-- BEGIN --
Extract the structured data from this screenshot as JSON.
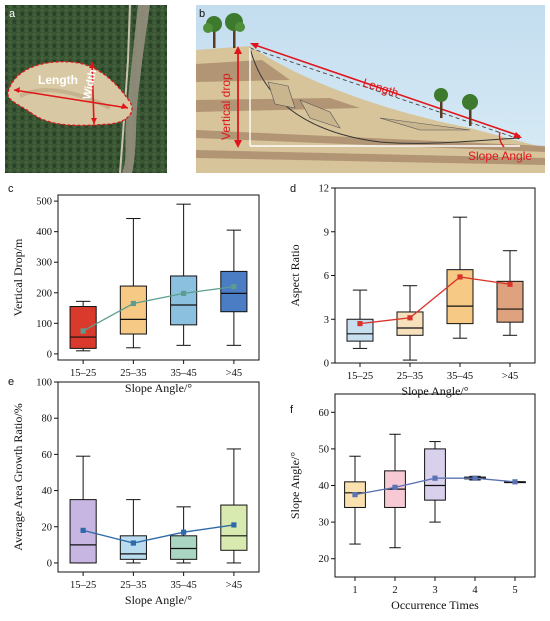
{
  "panels": {
    "a": {
      "letter": "a",
      "length_label": "Length",
      "width_label": "Width"
    },
    "b": {
      "letter": "b",
      "length_label": "Length",
      "vertical_drop_label": "Vertical drop",
      "slope_angle_label": "Slope Angle"
    }
  },
  "colors": {
    "annotation_red": "#e0161b",
    "box_c": [
      "#d93a2b",
      "#f6c985",
      "#8cc0df",
      "#4a7dc4"
    ],
    "box_d": [
      "#c8dff0",
      "#f7e1bd",
      "#f6c985",
      "#dfa27f"
    ],
    "box_e": [
      "#c8b6e2",
      "#b9dcf0",
      "#a9d5c2",
      "#d8eab0"
    ],
    "box_f": [
      "#fbe0b0",
      "#f7c9d4",
      "#d9d0ec",
      "#d2d8ef",
      "#ffffff"
    ],
    "mean_c": "#5b9e90",
    "mean_d": "#d9342b",
    "mean_e": "#2f6aa8",
    "mean_f": "#5b72b3"
  },
  "chart_data": [
    {
      "id": "c",
      "letter": "c",
      "type": "box",
      "categories": [
        "15–25",
        "25–35",
        "35–45",
        ">45"
      ],
      "xlabel": "Slope Angle/°",
      "ylabel": "Vertical Drop/m",
      "ylim": [
        -20,
        520
      ],
      "yticks": [
        0,
        100,
        200,
        300,
        400,
        500
      ],
      "boxes": [
        {
          "whisker_low": 10,
          "q1": 18,
          "median": 55,
          "q3": 155,
          "whisker_high": 172
        },
        {
          "whisker_low": 20,
          "q1": 65,
          "median": 113,
          "q3": 222,
          "whisker_high": 443
        },
        {
          "whisker_low": 28,
          "q1": 95,
          "median": 160,
          "q3": 255,
          "whisker_high": 490
        },
        {
          "whisker_low": 28,
          "q1": 138,
          "median": 198,
          "q3": 270,
          "whisker_high": 405
        }
      ],
      "means": [
        75,
        165,
        198,
        220
      ]
    },
    {
      "id": "d",
      "letter": "d",
      "type": "box",
      "categories": [
        "15–25",
        "25–35",
        "35–45",
        ">45"
      ],
      "xlabel": "Slope Angle/°",
      "ylabel": "Aspect Ratio",
      "ylim": [
        0,
        12
      ],
      "yticks": [
        0,
        3,
        6,
        9,
        12
      ],
      "boxes": [
        {
          "whisker_low": 1,
          "q1": 1.5,
          "median": 2.0,
          "q3": 3.0,
          "whisker_high": 5.0
        },
        {
          "whisker_low": 0.2,
          "q1": 1.9,
          "median": 2.4,
          "q3": 3.5,
          "whisker_high": 5.3
        },
        {
          "whisker_low": 1.7,
          "q1": 2.7,
          "median": 3.9,
          "q3": 6.4,
          "whisker_high": 10.0
        },
        {
          "whisker_low": 1.9,
          "q1": 2.8,
          "median": 3.7,
          "q3": 5.6,
          "whisker_high": 7.7
        }
      ],
      "means": [
        2.7,
        3.1,
        5.9,
        5.4
      ]
    },
    {
      "id": "e",
      "letter": "e",
      "type": "box",
      "categories": [
        "15–25",
        "25–35",
        "35–45",
        ">45"
      ],
      "xlabel": "Slope Angle/°",
      "ylabel": "Average Area Growth Ratio/%",
      "ylim": [
        -5,
        100
      ],
      "yticks": [
        0,
        20,
        40,
        60,
        80,
        100
      ],
      "boxes": [
        {
          "whisker_low": 0,
          "q1": 0,
          "median": 10,
          "q3": 35,
          "whisker_high": 59
        },
        {
          "whisker_low": 0,
          "q1": 2,
          "median": 5,
          "q3": 15,
          "whisker_high": 35
        },
        {
          "whisker_low": 0,
          "q1": 2,
          "median": 8,
          "q3": 15,
          "whisker_high": 31
        },
        {
          "whisker_low": 0,
          "q1": 7,
          "median": 15,
          "q3": 32,
          "whisker_high": 63
        }
      ],
      "means": [
        18,
        11,
        17,
        21
      ]
    },
    {
      "id": "f",
      "letter": "f",
      "type": "box",
      "categories": [
        "1",
        "2",
        "3",
        "4",
        "5"
      ],
      "xlabel": "Occurrence Times",
      "ylabel": "Slope Angle/°",
      "ylim": [
        15,
        65
      ],
      "yticks": [
        20,
        30,
        40,
        50,
        60
      ],
      "boxes": [
        {
          "whisker_low": 24,
          "q1": 34,
          "median": 38,
          "q3": 41,
          "whisker_high": 48
        },
        {
          "whisker_low": 23,
          "q1": 34,
          "median": 39,
          "q3": 44,
          "whisker_high": 54
        },
        {
          "whisker_low": 30,
          "q1": 36,
          "median": 40,
          "q3": 50,
          "whisker_high": 52
        },
        {
          "whisker_low": 41.5,
          "q1": 41.8,
          "median": 42,
          "q3": 42.3,
          "whisker_high": 42.5
        },
        {
          "whisker_low": 41,
          "q1": 41,
          "median": 41,
          "q3": 41,
          "whisker_high": 41
        }
      ],
      "means": [
        37.5,
        39.5,
        42,
        42,
        41
      ]
    }
  ]
}
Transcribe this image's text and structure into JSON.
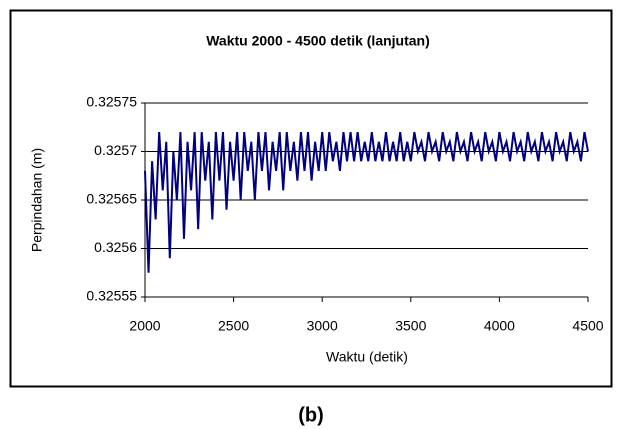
-- END --
Take the entries shown above and quote them verbatim, passing over the pictures.

Extract the structured data from this screenshot as JSON.
{
  "panels": {
    "a": {
      "letter": "a",
      "length_label": "Length",
      "width_label": "Width"
    },
    "b": {
      "letter": "b",
      "length_label": "Length",
      "vertical_drop_label": "Vertical drop",
      "slope_angle_label": "Slope Angle"
    }
  },
  "colors": {
    "annotation_red": "#e0161b",
    "box_c": [
      "#d93a2b",
      "#f6c985",
      "#8cc0df",
      "#4a7dc4"
    ],
    "box_d": [
      "#c8dff0",
      "#f7e1bd",
      "#f6c985",
      "#dfa27f"
    ],
    "box_e": [
      "#c8b6e2",
      "#b9dcf0",
      "#a9d5c2",
      "#d8eab0"
    ],
    "box_f": [
      "#fbe0b0",
      "#f7c9d4",
      "#d9d0ec",
      "#d2d8ef",
      "#ffffff"
    ],
    "mean_c": "#5b9e90",
    "mean_d": "#d9342b",
    "mean_e": "#2f6aa8",
    "mean_f": "#5b72b3"
  },
  "chart_data": [
    {
      "id": "c",
      "letter": "c",
      "type": "box",
      "categories": [
        "15–25",
        "25–35",
        "35–45",
        ">45"
      ],
      "xlabel": "Slope Angle/°",
      "ylabel": "Vertical Drop/m",
      "ylim": [
        -20,
        520
      ],
      "yticks": [
        0,
        100,
        200,
        300,
        400,
        500
      ],
      "boxes": [
        {
          "whisker_low": 10,
          "q1": 18,
          "median": 55,
          "q3": 155,
          "whisker_high": 172
        },
        {
          "whisker_low": 20,
          "q1": 65,
          "median": 113,
          "q3": 222,
          "whisker_high": 443
        },
        {
          "whisker_low": 28,
          "q1": 95,
          "median": 160,
          "q3": 255,
          "whisker_high": 490
        },
        {
          "whisker_low": 28,
          "q1": 138,
          "median": 198,
          "q3": 270,
          "whisker_high": 405
        }
      ],
      "means": [
        75,
        165,
        198,
        220
      ]
    },
    {
      "id": "d",
      "letter": "d",
      "type": "box",
      "categories": [
        "15–25",
        "25–35",
        "35–45",
        ">45"
      ],
      "xlabel": "Slope Angle/°",
      "ylabel": "Aspect Ratio",
      "ylim": [
        0,
        12
      ],
      "yticks": [
        0,
        3,
        6,
        9,
        12
      ],
      "boxes": [
        {
          "whisker_low": 1,
          "q1": 1.5,
          "median": 2.0,
          "q3": 3.0,
          "whisker_high": 5.0
        },
        {
          "whisker_low": 0.2,
          "q1": 1.9,
          "median": 2.4,
          "q3": 3.5,
          "whisker_high": 5.3
        },
        {
          "whisker_low": 1.7,
          "q1": 2.7,
          "median": 3.9,
          "q3": 6.4,
          "whisker_high": 10.0
        },
        {
          "whisker_low": 1.9,
          "q1": 2.8,
          "median": 3.7,
          "q3": 5.6,
          "whisker_high": 7.7
        }
      ],
      "means": [
        2.7,
        3.1,
        5.9,
        5.4
      ]
    },
    {
      "id": "e",
      "letter": "e",
      "type": "box",
      "categories": [
        "15–25",
        "25–35",
        "35–45",
        ">45"
      ],
      "xlabel": "Slope Angle/°",
      "ylabel": "Average Area Growth Ratio/%",
      "ylim": [
        -5,
        100
      ],
      "yticks": [
        0,
        20,
        40,
        60,
        80,
        100
      ],
      "boxes": [
        {
          "whisker_low": 0,
          "q1": 0,
          "median": 10,
          "q3": 35,
          "whisker_high": 59
        },
        {
          "whisker_low": 0,
          "q1": 2,
          "median": 5,
          "q3": 15,
          "whisker_high": 35
        },
        {
          "whisker_low": 0,
          "q1": 2,
          "median": 8,
          "q3": 15,
          "whisker_high": 31
        },
        {
          "whisker_low": 0,
          "q1": 7,
          "median": 15,
          "q3": 32,
          "whisker_high": 63
        }
      ],
      "means": [
        18,
        11,
        17,
        21
      ]
    },
    {
      "id": "f",
      "letter": "f",
      "type": "box",
      "categories": [
        "1",
        "2",
        "3",
        "4",
        "5"
      ],
      "xlabel": "Occurrence Times",
      "ylabel": "Slope Angle/°",
      "ylim": [
        15,
        65
      ],
      "yticks": [
        20,
        30,
        40,
        50,
        60
      ],
      "boxes": [
        {
          "whisker_low": 24,
          "q1": 34,
          "median": 38,
          "q3": 41,
          "whisker_high": 48
        },
        {
          "whisker_low": 23,
          "q1": 34,
          "median": 39,
          "q3": 44,
          "whisker_high": 54
        },
        {
          "whisker_low": 30,
          "q1": 36,
          "median": 40,
          "q3": 50,
          "whisker_high": 52
        },
        {
          "whisker_low": 41.5,
          "q1": 41.8,
          "median": 42,
          "q3": 42.3,
          "whisker_high": 42.5
        },
        {
          "whisker_low": 41,
          "q1": 41,
          "median": 41,
          "q3": 41,
          "whisker_high": 41
        }
      ],
      "means": [
        37.5,
        39.5,
        42,
        42,
        41
      ]
    }
  ]
}
Transcribe this image's text and structure into JSON.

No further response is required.